Text excerpt:
— begin —

And our belief in our nation as a special place, one with all the right values, where people take care of each other and look out for the rest of the world.

But as bad as this year has been, we’ve seen Westport at its best. Nearly every day, “06880” has included a story about individuals of all ages rising to meet difficult challenges, neighbors helping neighbors (and strangers), institutions pivoting to new ways to serve residents. Remarkable things happened — and I’m not just talking about a (very remarkable) drive-in theater.

The Remarkable Theater was also the scene of great concerts, produced by the Westport Weston Chamber of Commerce. (Drone photo/John Videler for Videler Photography)

We lost proms and Homecomings, Memorial Day and the 4th of July, the Levitt and too many restaurants. We lost 9 months (and counting) of our lives, and we’ll never get those back.

But we gained some things too. We gained insights into ourselves. We gained a sense of community. We even gained a few restaurants. If that does not provide hope for the future, nothing will.

None of us would wish this past year on anyone. All of us look forward to 2021. Tomorrow, hindsight truly will be 2020.

When we gather a year from now, in this virtual space — looking forward to 2022 — let’s make sure we have learned the lessons of 2020.

They’re not all clear yet. Still, if we’ve learned nothing else from this past year, it’s this: The future is unknown. We may face challenges unlike anything we’ve ever seen.

Yet together — as a community — we can overcome them. In the end, each of us is all we’ve got.

— end —

In the passage about Westport's year, which organization produced the concerts held at the Remarkable Theater? The listing has no connection to the passage about Westport's year.

Given data:
— begin —

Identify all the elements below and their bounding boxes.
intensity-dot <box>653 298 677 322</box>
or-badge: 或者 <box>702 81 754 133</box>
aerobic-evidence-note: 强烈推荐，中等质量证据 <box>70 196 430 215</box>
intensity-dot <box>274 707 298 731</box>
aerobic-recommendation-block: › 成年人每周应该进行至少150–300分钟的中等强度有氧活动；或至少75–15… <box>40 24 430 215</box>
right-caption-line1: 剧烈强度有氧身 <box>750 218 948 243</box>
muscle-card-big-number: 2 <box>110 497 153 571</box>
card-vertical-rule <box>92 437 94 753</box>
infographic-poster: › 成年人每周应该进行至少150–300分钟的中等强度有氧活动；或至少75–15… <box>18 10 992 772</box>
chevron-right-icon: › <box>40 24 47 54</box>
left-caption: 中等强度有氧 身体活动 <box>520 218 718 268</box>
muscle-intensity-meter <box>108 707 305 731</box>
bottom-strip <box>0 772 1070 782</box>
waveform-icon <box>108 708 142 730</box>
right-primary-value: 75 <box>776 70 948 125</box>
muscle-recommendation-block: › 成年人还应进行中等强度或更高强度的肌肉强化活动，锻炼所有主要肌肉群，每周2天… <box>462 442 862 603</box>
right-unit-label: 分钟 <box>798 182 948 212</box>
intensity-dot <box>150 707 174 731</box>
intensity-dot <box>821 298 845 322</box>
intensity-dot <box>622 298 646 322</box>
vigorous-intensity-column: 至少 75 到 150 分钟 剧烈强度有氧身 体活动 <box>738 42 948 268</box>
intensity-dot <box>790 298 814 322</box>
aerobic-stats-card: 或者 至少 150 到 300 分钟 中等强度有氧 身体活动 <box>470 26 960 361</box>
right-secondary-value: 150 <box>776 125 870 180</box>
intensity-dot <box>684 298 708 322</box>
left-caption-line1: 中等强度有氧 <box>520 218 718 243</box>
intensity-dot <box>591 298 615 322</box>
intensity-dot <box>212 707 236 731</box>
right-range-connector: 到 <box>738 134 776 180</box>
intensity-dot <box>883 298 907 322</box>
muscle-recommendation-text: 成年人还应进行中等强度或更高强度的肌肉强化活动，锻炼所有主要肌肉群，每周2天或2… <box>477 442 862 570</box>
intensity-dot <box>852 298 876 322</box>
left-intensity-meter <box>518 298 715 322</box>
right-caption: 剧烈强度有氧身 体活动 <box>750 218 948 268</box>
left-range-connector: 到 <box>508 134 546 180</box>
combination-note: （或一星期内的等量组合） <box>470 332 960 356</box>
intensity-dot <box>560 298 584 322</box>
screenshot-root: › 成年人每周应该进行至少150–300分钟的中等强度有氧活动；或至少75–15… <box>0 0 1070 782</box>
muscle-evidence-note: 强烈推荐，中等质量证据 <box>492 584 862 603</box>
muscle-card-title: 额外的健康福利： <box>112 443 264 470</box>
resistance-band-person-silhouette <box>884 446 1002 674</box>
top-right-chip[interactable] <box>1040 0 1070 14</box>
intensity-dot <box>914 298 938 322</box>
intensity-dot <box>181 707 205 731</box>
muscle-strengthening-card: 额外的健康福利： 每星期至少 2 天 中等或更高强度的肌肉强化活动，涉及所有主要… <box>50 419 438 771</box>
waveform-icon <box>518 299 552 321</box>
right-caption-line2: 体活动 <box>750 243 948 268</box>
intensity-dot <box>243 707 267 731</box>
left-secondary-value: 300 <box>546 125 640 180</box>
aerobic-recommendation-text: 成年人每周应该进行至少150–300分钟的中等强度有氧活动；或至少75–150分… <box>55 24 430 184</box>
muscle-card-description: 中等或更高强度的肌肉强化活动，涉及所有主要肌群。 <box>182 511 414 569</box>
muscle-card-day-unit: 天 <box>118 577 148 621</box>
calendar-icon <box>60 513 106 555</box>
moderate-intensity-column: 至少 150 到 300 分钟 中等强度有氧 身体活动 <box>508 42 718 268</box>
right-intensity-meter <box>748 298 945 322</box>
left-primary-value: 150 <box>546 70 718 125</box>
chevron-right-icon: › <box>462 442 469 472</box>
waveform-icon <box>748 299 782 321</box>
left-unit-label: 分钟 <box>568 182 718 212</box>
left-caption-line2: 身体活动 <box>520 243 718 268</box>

— end —

Finished answer:
The Westport Weston Chamber of Commerce.